* What is expected *
Sift the listing for lines that hold the string "screenshot" and pull them out.
▼▼▼
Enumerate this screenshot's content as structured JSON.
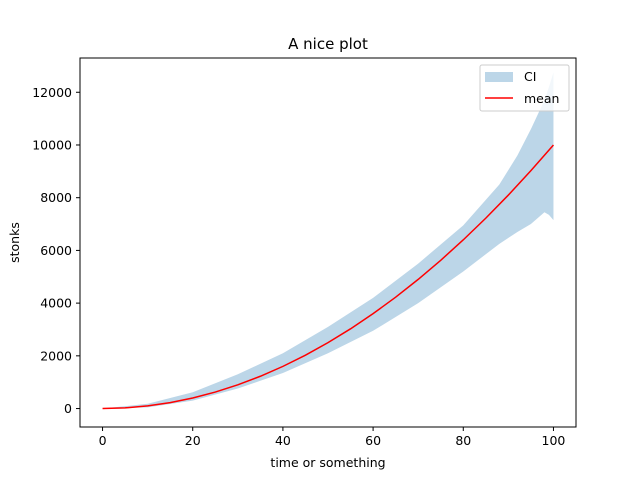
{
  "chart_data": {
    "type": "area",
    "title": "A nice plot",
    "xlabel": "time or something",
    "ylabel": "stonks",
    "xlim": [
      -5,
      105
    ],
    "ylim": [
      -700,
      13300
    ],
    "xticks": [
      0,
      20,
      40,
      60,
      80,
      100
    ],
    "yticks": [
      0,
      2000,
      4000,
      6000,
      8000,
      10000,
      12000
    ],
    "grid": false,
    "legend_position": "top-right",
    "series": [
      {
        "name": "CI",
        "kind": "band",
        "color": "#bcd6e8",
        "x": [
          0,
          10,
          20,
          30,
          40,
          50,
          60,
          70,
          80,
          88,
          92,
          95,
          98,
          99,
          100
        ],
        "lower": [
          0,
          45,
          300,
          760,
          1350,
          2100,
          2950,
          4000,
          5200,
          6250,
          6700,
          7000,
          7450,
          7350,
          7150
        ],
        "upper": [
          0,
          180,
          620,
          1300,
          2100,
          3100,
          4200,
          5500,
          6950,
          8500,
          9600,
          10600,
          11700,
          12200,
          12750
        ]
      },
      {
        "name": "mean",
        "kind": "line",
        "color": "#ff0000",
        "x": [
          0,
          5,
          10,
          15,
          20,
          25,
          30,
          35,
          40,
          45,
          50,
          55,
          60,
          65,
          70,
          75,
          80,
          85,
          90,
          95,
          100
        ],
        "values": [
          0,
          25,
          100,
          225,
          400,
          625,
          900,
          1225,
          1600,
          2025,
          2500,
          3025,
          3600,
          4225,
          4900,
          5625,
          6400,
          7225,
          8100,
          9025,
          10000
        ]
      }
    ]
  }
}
▲▲▲
▼▼▼
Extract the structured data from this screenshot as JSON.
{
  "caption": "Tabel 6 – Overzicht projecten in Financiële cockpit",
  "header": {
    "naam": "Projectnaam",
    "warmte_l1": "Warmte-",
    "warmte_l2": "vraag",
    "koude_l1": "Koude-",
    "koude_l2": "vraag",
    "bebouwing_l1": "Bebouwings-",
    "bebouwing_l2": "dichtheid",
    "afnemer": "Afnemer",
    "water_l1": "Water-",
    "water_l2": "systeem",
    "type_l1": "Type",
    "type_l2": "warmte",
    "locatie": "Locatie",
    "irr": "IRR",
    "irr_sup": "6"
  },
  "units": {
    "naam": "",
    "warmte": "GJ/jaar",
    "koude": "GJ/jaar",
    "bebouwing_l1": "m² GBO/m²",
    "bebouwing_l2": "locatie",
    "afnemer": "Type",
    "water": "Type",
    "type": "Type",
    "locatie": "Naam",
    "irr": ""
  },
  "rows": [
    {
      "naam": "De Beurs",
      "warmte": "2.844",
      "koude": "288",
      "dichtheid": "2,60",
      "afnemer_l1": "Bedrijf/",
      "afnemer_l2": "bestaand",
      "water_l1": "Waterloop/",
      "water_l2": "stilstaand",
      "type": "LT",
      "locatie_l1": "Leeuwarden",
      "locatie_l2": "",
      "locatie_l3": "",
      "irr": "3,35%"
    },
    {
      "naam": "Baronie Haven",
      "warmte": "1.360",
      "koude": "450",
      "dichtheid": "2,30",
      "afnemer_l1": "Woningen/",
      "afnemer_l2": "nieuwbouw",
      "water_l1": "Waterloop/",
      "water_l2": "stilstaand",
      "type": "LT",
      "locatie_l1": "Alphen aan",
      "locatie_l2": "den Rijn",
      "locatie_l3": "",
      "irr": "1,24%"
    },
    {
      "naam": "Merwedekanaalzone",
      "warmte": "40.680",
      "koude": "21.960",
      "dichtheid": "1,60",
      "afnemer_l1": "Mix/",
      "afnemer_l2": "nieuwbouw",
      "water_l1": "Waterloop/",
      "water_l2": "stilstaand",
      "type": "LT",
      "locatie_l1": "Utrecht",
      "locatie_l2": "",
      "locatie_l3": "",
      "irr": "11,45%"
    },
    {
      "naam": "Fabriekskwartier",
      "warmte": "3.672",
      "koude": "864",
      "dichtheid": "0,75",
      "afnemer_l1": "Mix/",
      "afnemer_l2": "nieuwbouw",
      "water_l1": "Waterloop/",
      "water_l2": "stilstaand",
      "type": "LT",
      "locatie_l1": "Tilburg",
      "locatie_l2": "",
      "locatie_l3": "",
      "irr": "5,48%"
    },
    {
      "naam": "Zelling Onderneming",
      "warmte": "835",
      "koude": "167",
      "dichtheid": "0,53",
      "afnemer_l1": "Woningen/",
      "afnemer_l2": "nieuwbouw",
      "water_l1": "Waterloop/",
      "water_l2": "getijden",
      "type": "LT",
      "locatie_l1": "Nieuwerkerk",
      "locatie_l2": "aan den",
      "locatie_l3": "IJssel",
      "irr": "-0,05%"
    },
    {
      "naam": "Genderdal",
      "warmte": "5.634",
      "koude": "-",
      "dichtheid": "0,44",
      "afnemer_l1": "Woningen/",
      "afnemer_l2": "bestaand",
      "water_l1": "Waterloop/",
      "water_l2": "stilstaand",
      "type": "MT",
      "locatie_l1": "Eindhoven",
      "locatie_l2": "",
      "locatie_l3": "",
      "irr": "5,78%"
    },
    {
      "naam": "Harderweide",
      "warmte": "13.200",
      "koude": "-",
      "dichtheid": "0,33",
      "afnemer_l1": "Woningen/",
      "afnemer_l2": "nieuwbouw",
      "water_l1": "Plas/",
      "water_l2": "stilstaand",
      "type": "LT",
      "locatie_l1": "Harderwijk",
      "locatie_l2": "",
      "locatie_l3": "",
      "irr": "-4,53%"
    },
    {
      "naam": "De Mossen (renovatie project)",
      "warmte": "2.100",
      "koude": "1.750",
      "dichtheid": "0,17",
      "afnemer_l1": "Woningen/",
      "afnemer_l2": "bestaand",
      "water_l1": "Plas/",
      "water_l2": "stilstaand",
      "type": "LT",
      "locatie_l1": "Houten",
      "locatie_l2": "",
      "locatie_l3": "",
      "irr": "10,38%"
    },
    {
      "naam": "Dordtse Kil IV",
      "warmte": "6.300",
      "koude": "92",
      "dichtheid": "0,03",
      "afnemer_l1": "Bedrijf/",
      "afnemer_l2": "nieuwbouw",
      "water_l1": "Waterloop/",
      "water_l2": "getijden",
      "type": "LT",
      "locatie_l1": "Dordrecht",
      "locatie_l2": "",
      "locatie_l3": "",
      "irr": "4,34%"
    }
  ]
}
▲▲▲
* Output *
Enumerate this screenshot's content as structured JSON.
Extract the structured data from this screenshot as JSON.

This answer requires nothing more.